*Material*:
----
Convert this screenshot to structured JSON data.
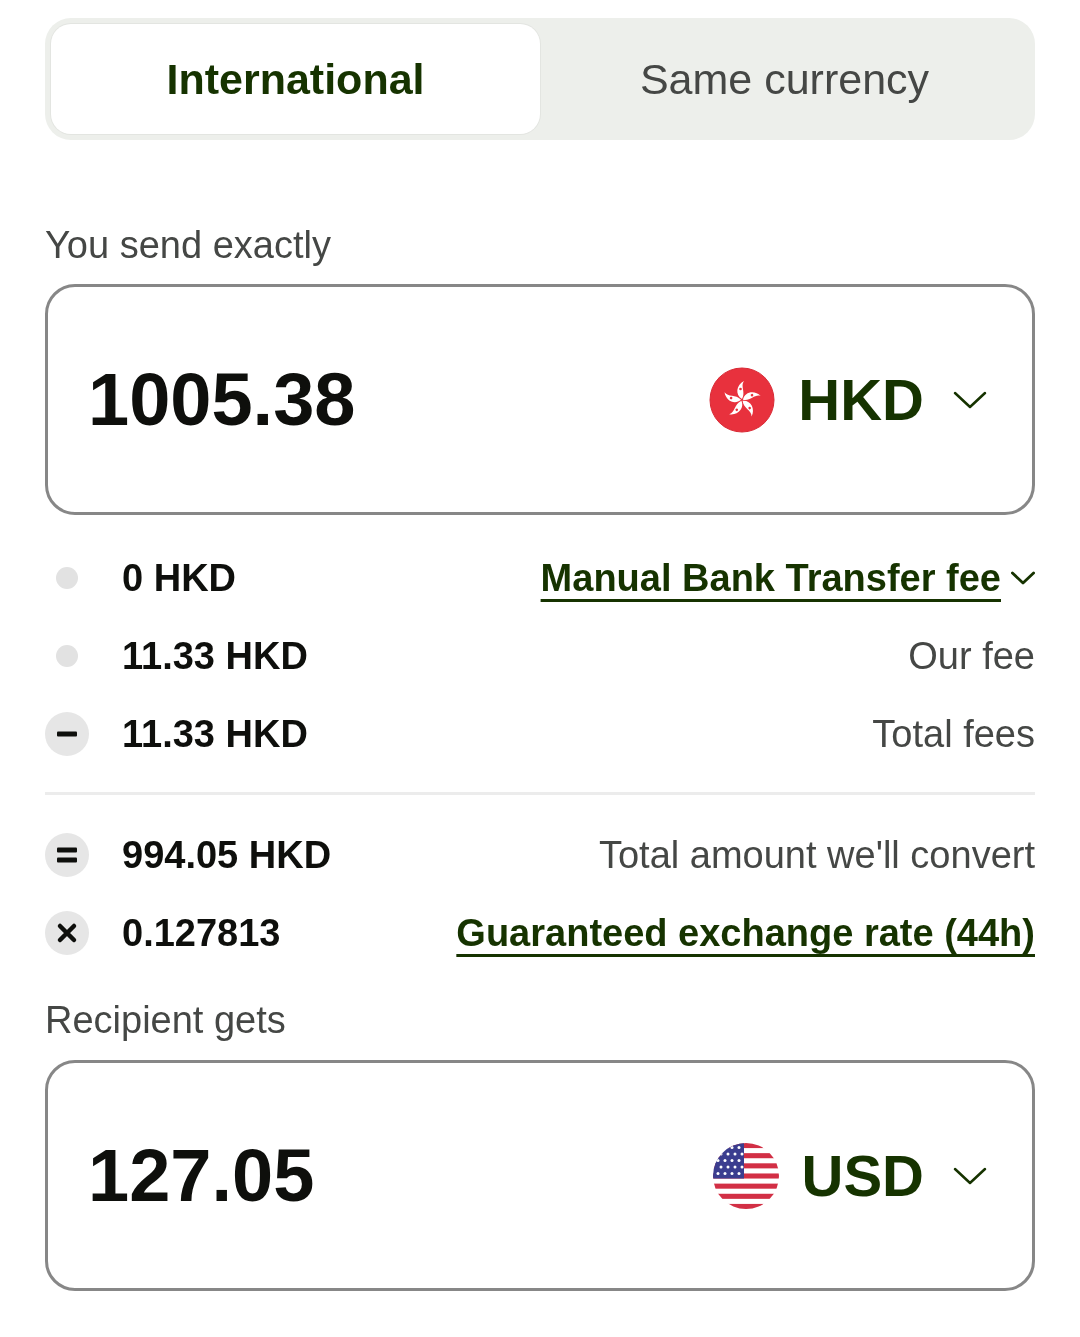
{
  "tabs": [
    {
      "label": "International",
      "selected": true
    },
    {
      "label": "Same currency",
      "selected": false
    }
  ],
  "send": {
    "label": "You send exactly",
    "amount": "1005.38",
    "currency": "HKD",
    "kind": "hk"
  },
  "fees": [
    {
      "kind": "dot",
      "amount": "0 HKD",
      "label": {
        "kind": "dropdown-link",
        "text": "Manual Bank Transfer fee"
      }
    },
    {
      "kind": "dot",
      "amount": "11.33 HKD",
      "label": {
        "kind": "text",
        "text": "Our fee"
      }
    },
    {
      "kind": "minus",
      "amount": "11.33 HKD",
      "label": {
        "kind": "text",
        "text": "Total fees"
      }
    }
  ],
  "conversion": [
    {
      "kind": "equals",
      "amount": "994.05 HKD",
      "label": {
        "kind": "text",
        "text": "Total amount we'll convert"
      }
    },
    {
      "kind": "times",
      "amount": "0.127813",
      "label": {
        "kind": "link",
        "text": "Guaranteed exchange rate (44h)"
      }
    }
  ],
  "receive": {
    "label": "Recipient gets",
    "amount": "127.05",
    "currency": "USD",
    "kind": "us"
  }
}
----
*Task to carry out*: Restate the whole listing above exactly, except for its images.

*The completed task*:
Convert this screenshot to structured JSON data.
{
  "tabs": [
    {
      "label": "International",
      "selected": true
    },
    {
      "label": "Same currency",
      "selected": false
    }
  ],
  "send": {
    "label": "You send exactly",
    "amount": "1005.38",
    "currency": "HKD",
    "kind": "hk"
  },
  "fees": [
    {
      "kind": "dot",
      "amount": "0 HKD",
      "label": {
        "kind": "dropdown-link",
        "text": "Manual Bank Transfer fee"
      }
    },
    {
      "kind": "dot",
      "amount": "11.33 HKD",
      "label": {
        "kind": "text",
        "text": "Our fee"
      }
    },
    {
      "kind": "minus",
      "amount": "11.33 HKD",
      "label": {
        "kind": "text",
        "text": "Total fees"
      }
    }
  ],
  "conversion": [
    {
      "kind": "equals",
      "amount": "994.05 HKD",
      "label": {
        "kind": "text",
        "text": "Total amount we'll convert"
      }
    },
    {
      "kind": "times",
      "amount": "0.127813",
      "label": {
        "kind": "link",
        "text": "Guaranteed exchange rate (44h)"
      }
    }
  ],
  "receive": {
    "label": "Recipient gets",
    "amount": "127.05",
    "currency": "USD",
    "kind": "us"
  }
}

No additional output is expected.